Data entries
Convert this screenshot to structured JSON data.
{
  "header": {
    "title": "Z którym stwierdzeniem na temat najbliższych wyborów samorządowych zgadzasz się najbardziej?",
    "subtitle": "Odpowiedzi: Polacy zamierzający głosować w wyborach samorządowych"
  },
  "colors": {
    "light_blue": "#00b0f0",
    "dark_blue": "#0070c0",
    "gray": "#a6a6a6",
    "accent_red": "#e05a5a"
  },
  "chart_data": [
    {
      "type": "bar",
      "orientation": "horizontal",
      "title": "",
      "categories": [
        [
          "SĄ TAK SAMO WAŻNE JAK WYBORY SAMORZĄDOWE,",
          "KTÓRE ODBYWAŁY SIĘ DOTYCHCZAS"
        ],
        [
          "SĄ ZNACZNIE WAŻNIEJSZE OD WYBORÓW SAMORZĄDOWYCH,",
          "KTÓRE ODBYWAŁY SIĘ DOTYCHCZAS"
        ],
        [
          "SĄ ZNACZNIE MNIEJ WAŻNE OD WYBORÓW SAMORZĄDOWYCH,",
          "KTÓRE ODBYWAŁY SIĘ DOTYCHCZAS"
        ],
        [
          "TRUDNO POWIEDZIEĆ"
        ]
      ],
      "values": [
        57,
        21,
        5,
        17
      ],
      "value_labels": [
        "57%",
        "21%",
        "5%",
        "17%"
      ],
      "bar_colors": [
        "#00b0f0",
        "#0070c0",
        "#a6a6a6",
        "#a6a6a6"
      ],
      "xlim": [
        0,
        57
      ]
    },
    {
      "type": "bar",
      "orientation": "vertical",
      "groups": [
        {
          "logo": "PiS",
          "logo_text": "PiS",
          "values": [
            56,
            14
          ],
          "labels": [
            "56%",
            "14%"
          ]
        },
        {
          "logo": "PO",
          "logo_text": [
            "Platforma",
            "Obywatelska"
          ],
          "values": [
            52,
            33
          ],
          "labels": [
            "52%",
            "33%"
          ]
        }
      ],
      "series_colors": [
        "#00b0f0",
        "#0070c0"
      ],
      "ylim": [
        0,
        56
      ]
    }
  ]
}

▸ WHAT YOU NEED TO DO
Quote the entire listing above exactly.

▸ WRITTEN REPLY
Convert this screenshot to structured JSON data.
{
  "header": {
    "title": "Z którym stwierdzeniem na temat najbliższych wyborów samorządowych zgadzasz się najbardziej?",
    "subtitle": "Odpowiedzi: Polacy zamierzający głosować w wyborach samorządowych"
  },
  "colors": {
    "light_blue": "#00b0f0",
    "dark_blue": "#0070c0",
    "gray": "#a6a6a6",
    "accent_red": "#e05a5a"
  },
  "chart_data": [
    {
      "type": "bar",
      "orientation": "horizontal",
      "title": "",
      "categories": [
        [
          "SĄ TAK SAMO WAŻNE JAK WYBORY SAMORZĄDOWE,",
          "KTÓRE ODBYWAŁY SIĘ DOTYCHCZAS"
        ],
        [
          "SĄ ZNACZNIE WAŻNIEJSZE OD WYBORÓW SAMORZĄDOWYCH,",
          "KTÓRE ODBYWAŁY SIĘ DOTYCHCZAS"
        ],
        [
          "SĄ ZNACZNIE MNIEJ WAŻNE OD WYBORÓW SAMORZĄDOWYCH,",
          "KTÓRE ODBYWAŁY SIĘ DOTYCHCZAS"
        ],
        [
          "TRUDNO POWIEDZIEĆ"
        ]
      ],
      "values": [
        57,
        21,
        5,
        17
      ],
      "value_labels": [
        "57%",
        "21%",
        "5%",
        "17%"
      ],
      "bar_colors": [
        "#00b0f0",
        "#0070c0",
        "#a6a6a6",
        "#a6a6a6"
      ],
      "xlim": [
        0,
        57
      ]
    },
    {
      "type": "bar",
      "orientation": "vertical",
      "groups": [
        {
          "logo": "PiS",
          "logo_text": "PiS",
          "values": [
            56,
            14
          ],
          "labels": [
            "56%",
            "14%"
          ]
        },
        {
          "logo": "PO",
          "logo_text": [
            "Platforma",
            "Obywatelska"
          ],
          "values": [
            52,
            33
          ],
          "labels": [
            "52%",
            "33%"
          ]
        }
      ],
      "series_colors": [
        "#00b0f0",
        "#0070c0"
      ],
      "ylim": [
        0,
        56
      ]
    }
  ]
}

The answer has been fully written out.